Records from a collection
────────────────────────────────────────

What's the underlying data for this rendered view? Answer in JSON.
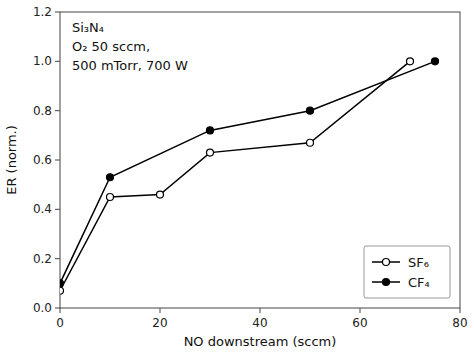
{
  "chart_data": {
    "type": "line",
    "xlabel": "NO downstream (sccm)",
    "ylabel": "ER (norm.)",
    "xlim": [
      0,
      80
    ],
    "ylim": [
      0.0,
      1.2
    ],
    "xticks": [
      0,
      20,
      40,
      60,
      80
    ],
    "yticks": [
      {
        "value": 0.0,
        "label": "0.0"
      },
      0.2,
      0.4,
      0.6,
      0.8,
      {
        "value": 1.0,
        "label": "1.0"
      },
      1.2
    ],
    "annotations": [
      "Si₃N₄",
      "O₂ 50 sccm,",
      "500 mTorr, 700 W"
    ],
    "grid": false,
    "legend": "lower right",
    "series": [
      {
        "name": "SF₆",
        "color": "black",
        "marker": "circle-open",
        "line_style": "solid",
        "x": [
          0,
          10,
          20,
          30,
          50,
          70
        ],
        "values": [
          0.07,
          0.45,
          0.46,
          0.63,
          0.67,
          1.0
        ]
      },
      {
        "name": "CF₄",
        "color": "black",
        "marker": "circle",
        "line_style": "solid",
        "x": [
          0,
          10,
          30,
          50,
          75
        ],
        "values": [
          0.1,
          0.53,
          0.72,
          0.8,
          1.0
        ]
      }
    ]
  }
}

────────────────────────────────────────

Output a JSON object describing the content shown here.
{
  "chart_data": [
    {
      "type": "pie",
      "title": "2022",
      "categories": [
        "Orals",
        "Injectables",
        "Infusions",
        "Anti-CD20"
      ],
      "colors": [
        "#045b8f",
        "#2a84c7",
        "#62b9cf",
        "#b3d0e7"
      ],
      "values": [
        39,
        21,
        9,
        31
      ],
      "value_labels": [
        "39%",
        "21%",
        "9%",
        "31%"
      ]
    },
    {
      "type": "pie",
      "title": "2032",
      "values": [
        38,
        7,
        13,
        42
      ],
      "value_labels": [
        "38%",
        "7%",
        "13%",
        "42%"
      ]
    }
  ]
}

────────────────────────────────────────

> **Exercise prompt**
Scan the listing above and identify each line holding the string "JSON"; copy every such line.

> **Answer for the task**
What's the underlying data for this rendered view? Answer in JSON.
Output a JSON object describing the content shown here.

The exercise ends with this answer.